* WHAT THE TASK REQUIRES *
Update the material from its first line up to and including the line with "1059, 569, 1094]". Rewrite those lines with "screenshot" changed to "image" and everything else left as it is.
===
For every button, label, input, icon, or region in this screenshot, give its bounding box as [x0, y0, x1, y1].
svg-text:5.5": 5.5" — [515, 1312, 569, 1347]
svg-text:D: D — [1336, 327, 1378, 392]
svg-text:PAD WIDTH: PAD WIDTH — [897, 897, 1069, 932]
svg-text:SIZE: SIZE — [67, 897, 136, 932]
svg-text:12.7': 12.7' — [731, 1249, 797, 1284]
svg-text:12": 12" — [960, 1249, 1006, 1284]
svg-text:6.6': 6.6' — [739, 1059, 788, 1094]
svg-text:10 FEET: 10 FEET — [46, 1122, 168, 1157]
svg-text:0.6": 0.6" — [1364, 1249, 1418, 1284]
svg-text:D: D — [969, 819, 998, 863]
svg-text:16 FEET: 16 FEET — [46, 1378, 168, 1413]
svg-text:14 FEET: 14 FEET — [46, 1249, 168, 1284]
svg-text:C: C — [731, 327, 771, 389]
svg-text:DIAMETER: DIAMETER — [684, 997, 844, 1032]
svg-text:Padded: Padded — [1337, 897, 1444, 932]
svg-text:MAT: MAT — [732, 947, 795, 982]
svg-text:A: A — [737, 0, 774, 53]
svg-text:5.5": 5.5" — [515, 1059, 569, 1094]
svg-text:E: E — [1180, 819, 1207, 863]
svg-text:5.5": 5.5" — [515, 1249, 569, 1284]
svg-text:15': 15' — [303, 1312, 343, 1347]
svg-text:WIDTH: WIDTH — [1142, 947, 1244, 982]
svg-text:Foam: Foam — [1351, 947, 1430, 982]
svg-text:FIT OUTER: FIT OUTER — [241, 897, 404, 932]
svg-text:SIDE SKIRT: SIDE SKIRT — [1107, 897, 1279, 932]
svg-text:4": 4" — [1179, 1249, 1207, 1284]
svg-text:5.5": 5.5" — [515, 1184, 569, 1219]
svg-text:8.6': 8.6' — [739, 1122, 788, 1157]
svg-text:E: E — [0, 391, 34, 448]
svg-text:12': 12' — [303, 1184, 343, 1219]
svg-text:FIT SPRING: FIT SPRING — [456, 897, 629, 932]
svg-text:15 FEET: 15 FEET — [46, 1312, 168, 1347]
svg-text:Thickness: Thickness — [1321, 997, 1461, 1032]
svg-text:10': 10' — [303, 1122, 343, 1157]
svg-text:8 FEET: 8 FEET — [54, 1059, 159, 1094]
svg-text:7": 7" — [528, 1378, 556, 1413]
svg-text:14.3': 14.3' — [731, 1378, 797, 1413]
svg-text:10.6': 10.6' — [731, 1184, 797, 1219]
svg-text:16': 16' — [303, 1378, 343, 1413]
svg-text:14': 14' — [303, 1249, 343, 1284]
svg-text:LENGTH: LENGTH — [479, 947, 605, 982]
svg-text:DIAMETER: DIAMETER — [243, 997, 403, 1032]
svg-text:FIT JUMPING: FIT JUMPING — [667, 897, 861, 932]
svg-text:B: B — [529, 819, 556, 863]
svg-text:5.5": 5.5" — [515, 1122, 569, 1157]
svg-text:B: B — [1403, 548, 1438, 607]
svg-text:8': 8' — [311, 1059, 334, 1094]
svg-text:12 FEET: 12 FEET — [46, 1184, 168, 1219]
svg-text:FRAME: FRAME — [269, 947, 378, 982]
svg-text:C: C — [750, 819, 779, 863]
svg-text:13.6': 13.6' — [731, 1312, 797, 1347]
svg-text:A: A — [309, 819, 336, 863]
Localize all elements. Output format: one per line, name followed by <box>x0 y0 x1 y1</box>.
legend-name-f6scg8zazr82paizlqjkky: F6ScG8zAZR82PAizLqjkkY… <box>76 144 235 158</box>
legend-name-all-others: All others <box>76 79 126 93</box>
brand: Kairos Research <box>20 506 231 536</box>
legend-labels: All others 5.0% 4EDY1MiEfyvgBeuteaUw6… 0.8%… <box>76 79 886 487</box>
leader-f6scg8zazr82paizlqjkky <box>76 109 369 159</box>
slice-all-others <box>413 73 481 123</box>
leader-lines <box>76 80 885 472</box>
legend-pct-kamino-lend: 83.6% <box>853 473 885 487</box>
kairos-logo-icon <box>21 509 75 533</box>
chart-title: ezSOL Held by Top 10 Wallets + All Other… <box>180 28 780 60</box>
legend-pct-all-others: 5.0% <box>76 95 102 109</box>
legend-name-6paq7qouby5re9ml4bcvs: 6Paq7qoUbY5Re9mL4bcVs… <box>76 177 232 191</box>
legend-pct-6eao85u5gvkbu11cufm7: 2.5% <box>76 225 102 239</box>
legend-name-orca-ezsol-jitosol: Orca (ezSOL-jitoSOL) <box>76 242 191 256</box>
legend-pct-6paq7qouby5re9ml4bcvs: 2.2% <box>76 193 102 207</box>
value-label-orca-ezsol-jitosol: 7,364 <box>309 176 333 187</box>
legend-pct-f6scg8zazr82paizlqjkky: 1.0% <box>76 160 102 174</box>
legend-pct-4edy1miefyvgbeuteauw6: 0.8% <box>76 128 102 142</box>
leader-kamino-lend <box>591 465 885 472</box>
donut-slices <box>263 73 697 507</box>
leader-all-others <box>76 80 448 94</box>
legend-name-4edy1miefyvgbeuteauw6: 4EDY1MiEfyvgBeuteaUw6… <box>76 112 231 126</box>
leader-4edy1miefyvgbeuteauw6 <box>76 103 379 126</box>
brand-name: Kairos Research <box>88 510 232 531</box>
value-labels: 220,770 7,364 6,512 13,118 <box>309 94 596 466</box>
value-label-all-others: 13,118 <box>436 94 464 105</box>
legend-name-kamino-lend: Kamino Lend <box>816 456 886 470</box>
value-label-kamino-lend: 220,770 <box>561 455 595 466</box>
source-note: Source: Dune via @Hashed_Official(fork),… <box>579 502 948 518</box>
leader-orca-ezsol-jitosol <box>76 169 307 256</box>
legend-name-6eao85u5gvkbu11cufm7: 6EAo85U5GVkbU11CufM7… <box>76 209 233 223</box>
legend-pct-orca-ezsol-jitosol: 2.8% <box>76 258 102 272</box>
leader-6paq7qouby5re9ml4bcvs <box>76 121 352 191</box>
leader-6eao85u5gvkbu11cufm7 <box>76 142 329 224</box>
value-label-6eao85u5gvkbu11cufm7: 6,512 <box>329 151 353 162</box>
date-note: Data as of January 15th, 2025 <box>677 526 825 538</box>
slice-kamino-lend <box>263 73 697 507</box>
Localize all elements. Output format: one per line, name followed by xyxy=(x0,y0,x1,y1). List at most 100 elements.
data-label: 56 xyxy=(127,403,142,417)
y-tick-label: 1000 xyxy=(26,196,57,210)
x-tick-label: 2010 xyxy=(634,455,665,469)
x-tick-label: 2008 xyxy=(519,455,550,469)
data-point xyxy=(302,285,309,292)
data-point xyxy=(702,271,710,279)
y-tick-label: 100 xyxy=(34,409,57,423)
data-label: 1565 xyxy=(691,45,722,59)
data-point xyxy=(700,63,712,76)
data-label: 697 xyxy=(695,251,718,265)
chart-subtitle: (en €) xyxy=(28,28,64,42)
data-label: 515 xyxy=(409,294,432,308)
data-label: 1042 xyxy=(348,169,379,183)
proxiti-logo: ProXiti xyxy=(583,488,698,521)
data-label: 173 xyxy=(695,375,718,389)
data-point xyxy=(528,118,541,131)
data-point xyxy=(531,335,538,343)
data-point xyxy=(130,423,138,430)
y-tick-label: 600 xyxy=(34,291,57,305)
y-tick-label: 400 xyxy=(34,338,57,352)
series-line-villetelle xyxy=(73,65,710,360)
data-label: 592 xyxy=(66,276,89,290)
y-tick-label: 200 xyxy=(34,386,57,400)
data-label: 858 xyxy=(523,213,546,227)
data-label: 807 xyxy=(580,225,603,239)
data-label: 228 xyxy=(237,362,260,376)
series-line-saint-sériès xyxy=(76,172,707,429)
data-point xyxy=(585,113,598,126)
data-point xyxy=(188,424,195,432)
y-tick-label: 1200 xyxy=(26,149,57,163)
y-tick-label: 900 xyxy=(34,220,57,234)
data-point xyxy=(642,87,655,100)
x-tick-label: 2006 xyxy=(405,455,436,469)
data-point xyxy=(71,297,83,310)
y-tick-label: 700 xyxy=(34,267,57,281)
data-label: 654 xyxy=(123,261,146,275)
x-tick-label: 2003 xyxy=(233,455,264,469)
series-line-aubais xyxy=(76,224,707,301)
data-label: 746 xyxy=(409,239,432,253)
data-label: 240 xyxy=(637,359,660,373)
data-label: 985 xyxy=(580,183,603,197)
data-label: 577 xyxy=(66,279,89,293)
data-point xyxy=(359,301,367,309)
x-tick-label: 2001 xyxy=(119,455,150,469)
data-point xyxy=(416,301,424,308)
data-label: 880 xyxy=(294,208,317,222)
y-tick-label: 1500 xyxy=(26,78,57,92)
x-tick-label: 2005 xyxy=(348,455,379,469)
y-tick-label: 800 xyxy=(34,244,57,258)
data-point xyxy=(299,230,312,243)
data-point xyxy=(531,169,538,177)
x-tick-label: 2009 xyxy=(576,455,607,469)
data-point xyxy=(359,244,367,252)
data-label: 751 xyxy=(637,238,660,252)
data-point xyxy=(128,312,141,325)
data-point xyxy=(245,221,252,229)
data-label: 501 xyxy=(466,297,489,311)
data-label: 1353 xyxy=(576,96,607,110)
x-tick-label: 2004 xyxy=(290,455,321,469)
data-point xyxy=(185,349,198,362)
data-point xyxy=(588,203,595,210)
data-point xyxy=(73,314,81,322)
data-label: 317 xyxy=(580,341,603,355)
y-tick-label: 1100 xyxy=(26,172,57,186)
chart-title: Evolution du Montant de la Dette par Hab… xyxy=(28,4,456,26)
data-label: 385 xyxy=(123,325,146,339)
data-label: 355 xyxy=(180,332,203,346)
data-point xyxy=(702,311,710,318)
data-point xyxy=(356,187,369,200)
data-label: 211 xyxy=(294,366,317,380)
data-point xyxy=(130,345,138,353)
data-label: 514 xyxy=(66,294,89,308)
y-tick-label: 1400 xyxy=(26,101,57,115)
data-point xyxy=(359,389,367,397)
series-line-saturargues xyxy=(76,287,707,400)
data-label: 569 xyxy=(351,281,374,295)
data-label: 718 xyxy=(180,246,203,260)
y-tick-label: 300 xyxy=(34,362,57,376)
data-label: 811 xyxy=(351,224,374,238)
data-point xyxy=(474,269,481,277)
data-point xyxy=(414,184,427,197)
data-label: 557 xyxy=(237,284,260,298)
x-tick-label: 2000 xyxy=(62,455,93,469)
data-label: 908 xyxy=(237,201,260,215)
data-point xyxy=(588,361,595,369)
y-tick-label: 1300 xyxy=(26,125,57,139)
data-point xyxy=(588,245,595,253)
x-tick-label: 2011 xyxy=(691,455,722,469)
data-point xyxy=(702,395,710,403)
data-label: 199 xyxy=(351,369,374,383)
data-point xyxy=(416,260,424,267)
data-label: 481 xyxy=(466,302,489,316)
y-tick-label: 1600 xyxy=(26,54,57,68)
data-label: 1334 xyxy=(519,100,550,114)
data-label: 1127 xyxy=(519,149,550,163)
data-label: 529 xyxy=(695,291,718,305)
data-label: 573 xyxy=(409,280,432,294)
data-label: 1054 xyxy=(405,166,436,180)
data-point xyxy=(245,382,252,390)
===
* SOLUTION TO THIS EXERCISE *
For every button, label, input, icon, or region in this image, give its bounding box as [x0, y0, x1, y1].
svg-text:5.5": 5.5" — [515, 1312, 569, 1347]
svg-text:D: D — [1336, 327, 1378, 392]
svg-text:PAD WIDTH: PAD WIDTH — [897, 897, 1069, 932]
svg-text:SIZE: SIZE — [67, 897, 136, 932]
svg-text:12.7': 12.7' — [731, 1249, 797, 1284]
svg-text:12": 12" — [960, 1249, 1006, 1284]
svg-text:6.6': 6.6' — [739, 1059, 788, 1094]
svg-text:10 FEET: 10 FEET — [46, 1122, 168, 1157]
svg-text:0.6": 0.6" — [1364, 1249, 1418, 1284]
svg-text:D: D — [969, 819, 998, 863]
svg-text:16 FEET: 16 FEET — [46, 1378, 168, 1413]
svg-text:14 FEET: 14 FEET — [46, 1249, 168, 1284]
svg-text:C: C — [731, 327, 771, 389]
svg-text:DIAMETER: DIAMETER — [684, 997, 844, 1032]
svg-text:Padded: Padded — [1337, 897, 1444, 932]
svg-text:MAT: MAT — [732, 947, 795, 982]
svg-text:A: A — [737, 0, 774, 53]
svg-text:5.5": 5.5" — [515, 1059, 569, 1094]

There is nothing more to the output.